__Given exercise__: Pictures do not belong in the copy, so please give every entry below again exactly.

─── Data listing ───

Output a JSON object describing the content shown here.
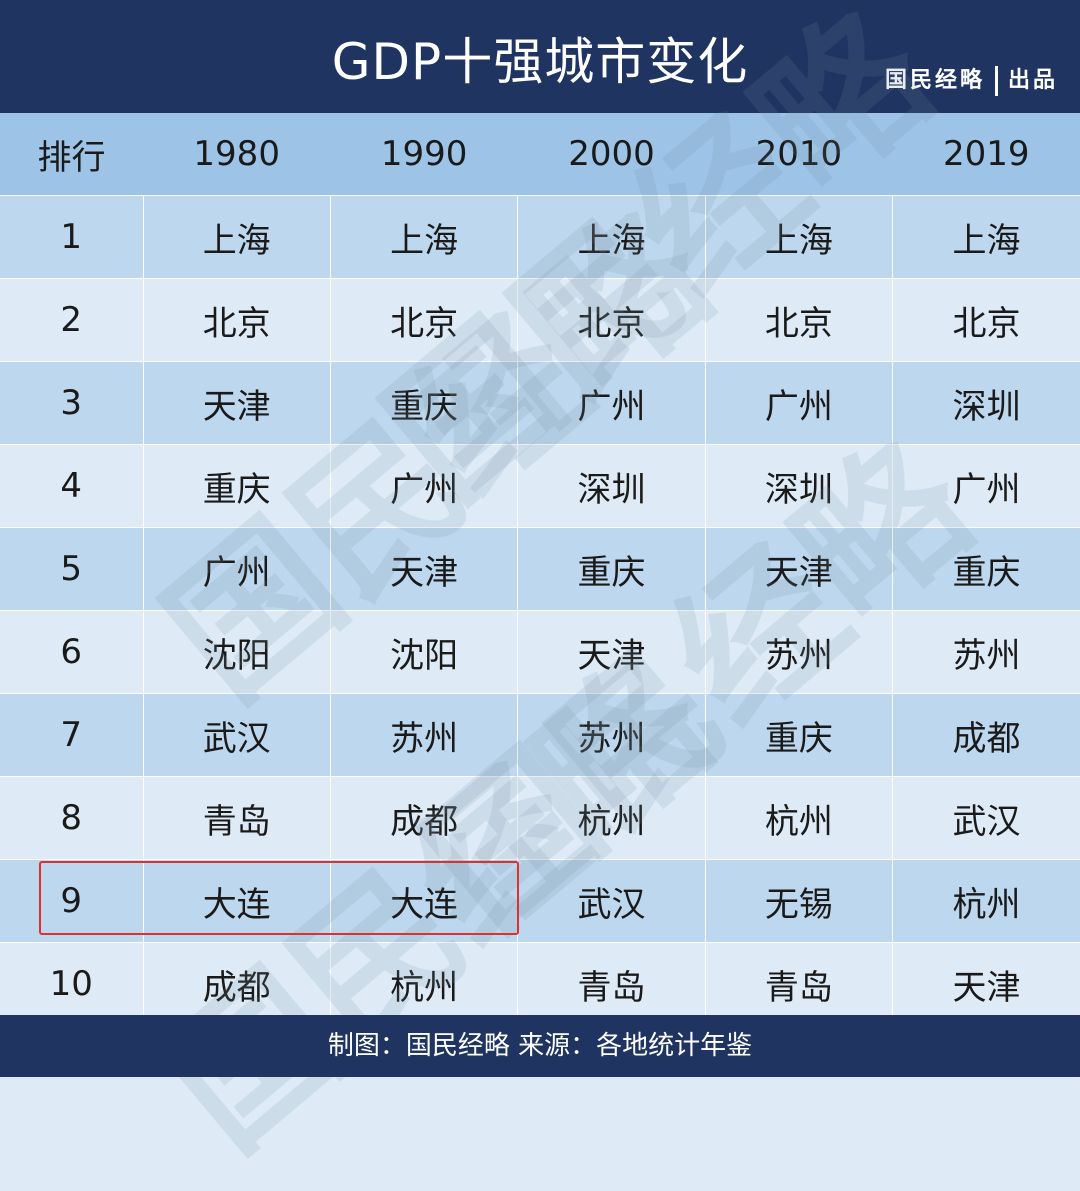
{
  "header": {
    "title": "GDP十强城市变化",
    "brand": "国民经略",
    "brand_suffix": "出品"
  },
  "table": {
    "columns": [
      "排行",
      "1980",
      "1990",
      "2000",
      "2010",
      "2019"
    ],
    "rows": [
      [
        "1",
        "上海",
        "上海",
        "上海",
        "上海",
        "上海"
      ],
      [
        "2",
        "北京",
        "北京",
        "北京",
        "北京",
        "北京"
      ],
      [
        "3",
        "天津",
        "重庆",
        "广州",
        "广州",
        "深圳"
      ],
      [
        "4",
        "重庆",
        "广州",
        "深圳",
        "深圳",
        "广州"
      ],
      [
        "5",
        "广州",
        "天津",
        "重庆",
        "天津",
        "重庆"
      ],
      [
        "6",
        "沈阳",
        "沈阳",
        "天津",
        "苏州",
        "苏州"
      ],
      [
        "7",
        "武汉",
        "苏州",
        "苏州",
        "重庆",
        "成都"
      ],
      [
        "8",
        "青岛",
        "成都",
        "杭州",
        "杭州",
        "武汉"
      ],
      [
        "9",
        "大连",
        "大连",
        "武汉",
        "无锡",
        "杭州"
      ],
      [
        "10",
        "成都",
        "杭州",
        "青岛",
        "青岛",
        "天津"
      ]
    ],
    "highlighted": {
      "row": "9",
      "columns": [
        "排行",
        "1980",
        "1990"
      ],
      "color": "#e0302a"
    }
  },
  "footer": {
    "text": "制图：国民经略  来源：各地统计年鉴"
  },
  "watermark": "国民经略",
  "colors": {
    "dark": "#1f3461",
    "header_row": "#9dc3e6",
    "row_odd": "#bdd7ee",
    "row_even": "#deebf7"
  }
}
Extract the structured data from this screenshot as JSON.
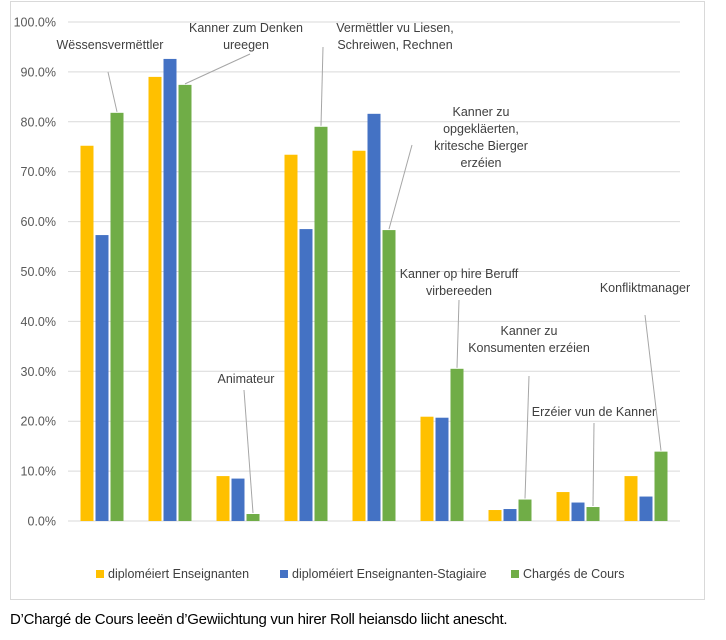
{
  "chart_data": {
    "type": "bar",
    "title": "",
    "xlabel": "",
    "ylabel": "",
    "ylim": [
      0,
      100
    ],
    "ytick_step": 10,
    "ytick_labels": [
      "0.0%",
      "10.0%",
      "20.0%",
      "30.0%",
      "40.0%",
      "50.0%",
      "60.0%",
      "70.0%",
      "80.0%",
      "90.0%",
      "100.0%"
    ],
    "grid": true,
    "legend_position": "bottom",
    "categories": [
      "Wëssensvermëttler",
      "Kanner zum Denken ureegen",
      "Animateur",
      "Vermëttler vu Liesen, Schreiwen, Rechnen",
      "Kanner zu opgekläerten, kritesche Bierger erzéien",
      "Kanner op hire Beruff virbereeden",
      "Kanner zu Konsumenten erzéien",
      "Erzéier vun de Kanner",
      "Konfliktmanager"
    ],
    "series": [
      {
        "name": "diploméiert Enseignanten",
        "color": "#FFC000",
        "values": [
          75.2,
          89.0,
          9.0,
          73.4,
          74.2,
          20.9,
          2.2,
          5.8,
          9.0
        ]
      },
      {
        "name": "diploméiert Enseignanten-Stagiaire",
        "color": "#4472C4",
        "values": [
          57.3,
          92.6,
          8.5,
          58.5,
          81.6,
          20.7,
          2.4,
          3.7,
          4.9
        ]
      },
      {
        "name": "Chargés de Cours",
        "color": "#70AD47",
        "values": [
          81.8,
          87.4,
          1.4,
          79.0,
          58.3,
          30.5,
          4.3,
          2.8,
          13.9
        ]
      }
    ],
    "annotations": [
      {
        "lines": [
          "Wëssensvermëttler"
        ]
      },
      {
        "lines": [
          "Kanner zum Denken",
          "ureegen"
        ]
      },
      {
        "lines": [
          "Animateur"
        ]
      },
      {
        "lines": [
          "Vermëttler vu Liesen,",
          "Schreiwen, Rechnen"
        ]
      },
      {
        "lines": [
          "Kanner zu",
          "opgekläerten,",
          "kritesche Bierger",
          "erzéien"
        ]
      },
      {
        "lines": [
          "Kanner op hire Beruff",
          "virbereeden"
        ]
      },
      {
        "lines": [
          "Kanner zu",
          "Konsumenten erzéien"
        ]
      },
      {
        "lines": [
          "Erzéier vun de Kanner"
        ]
      },
      {
        "lines": [
          "Konfliktmanager"
        ]
      }
    ]
  },
  "caption": "D’Chargé de Cours leeën d’Gewiichtung vun hirer Roll heiansdo liicht anescht."
}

───

__Answer to this task__:
Output a JSON object describing the content shown here.
{
  "header": {
    "title": "GDP十强城市变化",
    "brand": "国民经略",
    "brand_suffix": "出品"
  },
  "table": {
    "columns": [
      "排行",
      "1980",
      "1990",
      "2000",
      "2010",
      "2019"
    ],
    "rows": [
      [
        "1",
        "上海",
        "上海",
        "上海",
        "上海",
        "上海"
      ],
      [
        "2",
        "北京",
        "北京",
        "北京",
        "北京",
        "北京"
      ],
      [
        "3",
        "天津",
        "重庆",
        "广州",
        "广州",
        "深圳"
      ],
      [
        "4",
        "重庆",
        "广州",
        "深圳",
        "深圳",
        "广州"
      ],
      [
        "5",
        "广州",
        "天津",
        "重庆",
        "天津",
        "重庆"
      ],
      [
        "6",
        "沈阳",
        "沈阳",
        "天津",
        "苏州",
        "苏州"
      ],
      [
        "7",
        "武汉",
        "苏州",
        "苏州",
        "重庆",
        "成都"
      ],
      [
        "8",
        "青岛",
        "成都",
        "杭州",
        "杭州",
        "武汉"
      ],
      [
        "9",
        "大连",
        "大连",
        "武汉",
        "无锡",
        "杭州"
      ],
      [
        "10",
        "成都",
        "杭州",
        "青岛",
        "青岛",
        "天津"
      ]
    ],
    "highlighted": {
      "row": "9",
      "columns": [
        "排行",
        "1980",
        "1990"
      ],
      "color": "#e0302a"
    }
  },
  "footer": {
    "text": "制图：国民经略  来源：各地统计年鉴"
  },
  "watermark": "国民经略",
  "colors": {
    "dark": "#1f3461",
    "header_row": "#9dc3e6",
    "row_odd": "#bdd7ee",
    "row_even": "#deebf7"
  }
}
Extract the structured data from this screenshot as JSON.
{
  "chart_data": {
    "type": "bar",
    "title": "",
    "xlabel": "",
    "ylabel": "",
    "ylim": [
      0,
      100
    ],
    "ytick_step": 10,
    "ytick_labels": [
      "0.0%",
      "10.0%",
      "20.0%",
      "30.0%",
      "40.0%",
      "50.0%",
      "60.0%",
      "70.0%",
      "80.0%",
      "90.0%",
      "100.0%"
    ],
    "grid": true,
    "legend_position": "bottom",
    "categories": [
      "Wëssensvermëttler",
      "Kanner zum Denken ureegen",
      "Animateur",
      "Vermëttler vu Liesen, Schreiwen, Rechnen",
      "Kanner zu opgekläerten, kritesche Bierger erzéien",
      "Kanner op hire Beruff virbereeden",
      "Kanner zu Konsumenten erzéien",
      "Erzéier vun de Kanner",
      "Konfliktmanager"
    ],
    "series": [
      {
        "name": "diploméiert Enseignanten",
        "color": "#FFC000",
        "values": [
          75.2,
          89.0,
          9.0,
          73.4,
          74.2,
          20.9,
          2.2,
          5.8,
          9.0
        ]
      },
      {
        "name": "diploméiert Enseignanten-Stagiaire",
        "color": "#4472C4",
        "values": [
          57.3,
          92.6,
          8.5,
          58.5,
          81.6,
          20.7,
          2.4,
          3.7,
          4.9
        ]
      },
      {
        "name": "Chargés de Cours",
        "color": "#70AD47",
        "values": [
          81.8,
          87.4,
          1.4,
          79.0,
          58.3,
          30.5,
          4.3,
          2.8,
          13.9
        ]
      }
    ],
    "annotations": [
      {
        "lines": [
          "Wëssensvermëttler"
        ]
      },
      {
        "lines": [
          "Kanner zum Denken",
          "ureegen"
        ]
      },
      {
        "lines": [
          "Animateur"
        ]
      },
      {
        "lines": [
          "Vermëttler vu Liesen,",
          "Schreiwen, Rechnen"
        ]
      },
      {
        "lines": [
          "Kanner zu",
          "opgekläerten,",
          "kritesche Bierger",
          "erzéien"
        ]
      },
      {
        "lines": [
          "Kanner op hire Beruff",
          "virbereeden"
        ]
      },
      {
        "lines": [
          "Kanner zu",
          "Konsumenten erzéien"
        ]
      },
      {
        "lines": [
          "Erzéier vun de Kanner"
        ]
      },
      {
        "lines": [
          "Konfliktmanager"
        ]
      }
    ]
  },
  "caption": "D’Chargé de Cours leeën d’Gewiichtung vun hirer Roll heiansdo liicht anescht."
}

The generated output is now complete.